#### What you need to do
Give only the number of lines in the data that contain the word "представить".

** START Extracted records **

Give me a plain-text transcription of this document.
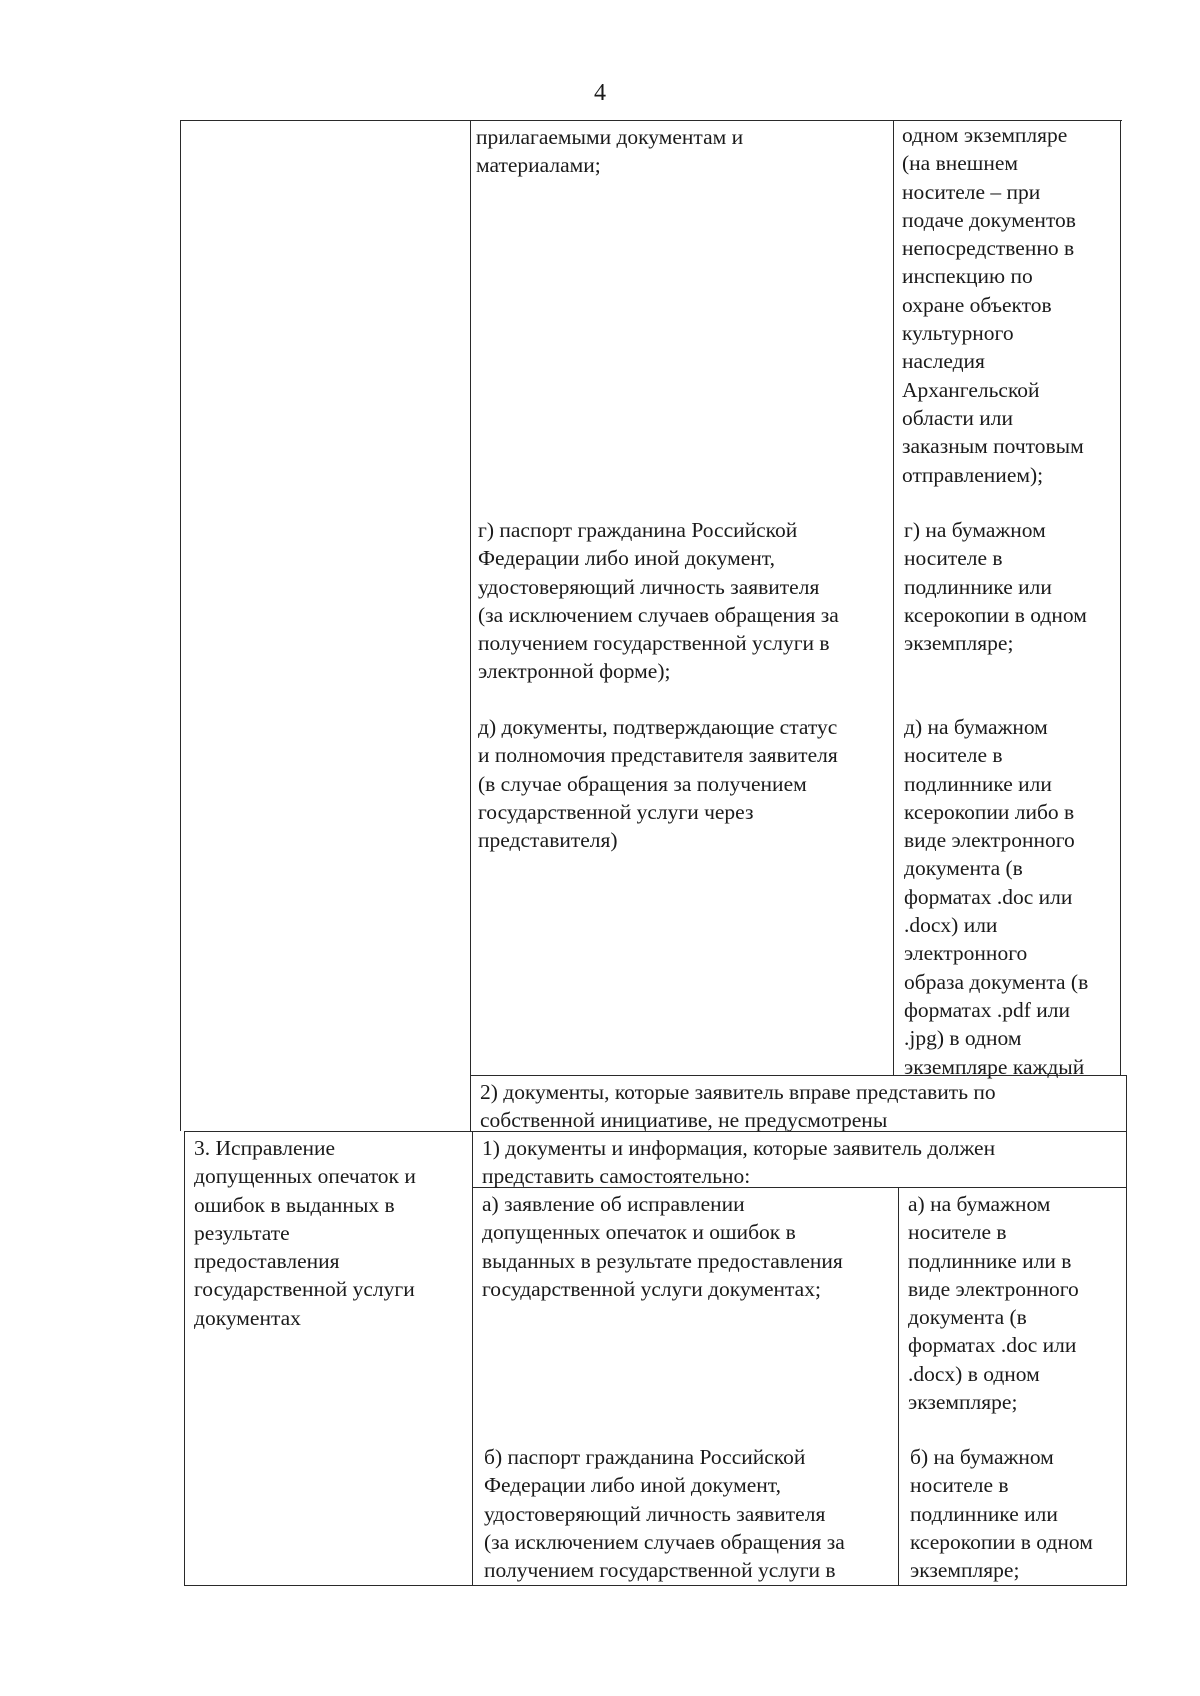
4
прилагаемыми документам и
материалами;
одном экземпляре
(на внешнем
носителе – при
подаче документов
непосредственно в
инспекцию по
охране объектов
культурного
наследия
Архангельской
области или
заказным почтовым
отправлением);
г) паспорт гражданина Российской
Федерации либо иной документ,
удостоверяющий личность заявителя
(за исключением случаев обращения за
получением государственной услуги в
электронной форме);
г) на бумажном
носителе в
подлиннике или
ксерокопии в одном
экземпляре;
д) документы, подтверждающие статус
и полномочия представителя заявителя
(в случае обращения за получением
государственной услуги через
представителя)
д) на бумажном
носителе в
подлиннике или
ксерокопии либо в
виде электронного
документа (в
форматах .doc или
.docx) или
электронного
образа документа (в
форматах .pdf или
.jpg) в одном
экземпляре каждый
2) документы, которые заявитель вправе представить по
собственной инициативе, не предусмотрены
3. Исправление
допущенных опечаток и
ошибок в выданных в
результате
предоставления
государственной услуги
документах
1) документы и информация, которые заявитель должен
представить самостоятельно:
а) заявление об исправлении
допущенных опечаток и ошибок в
выданных в результате предоставления
государственной услуги документах;
а) на бумажном
носителе в
подлиннике или в
виде электронного
документа (в
форматах .doc или
.docx) в одном
экземпляре;
б) паспорт гражданина Российской
Федерации либо иной документ,
удостоверяющий личность заявителя
(за исключением случаев обращения за
получением государственной услуги в
б) на бумажном
носителе в
подлиннике или
ксерокопии в одном
экземпляре;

** END Extracted records **

#### The result
2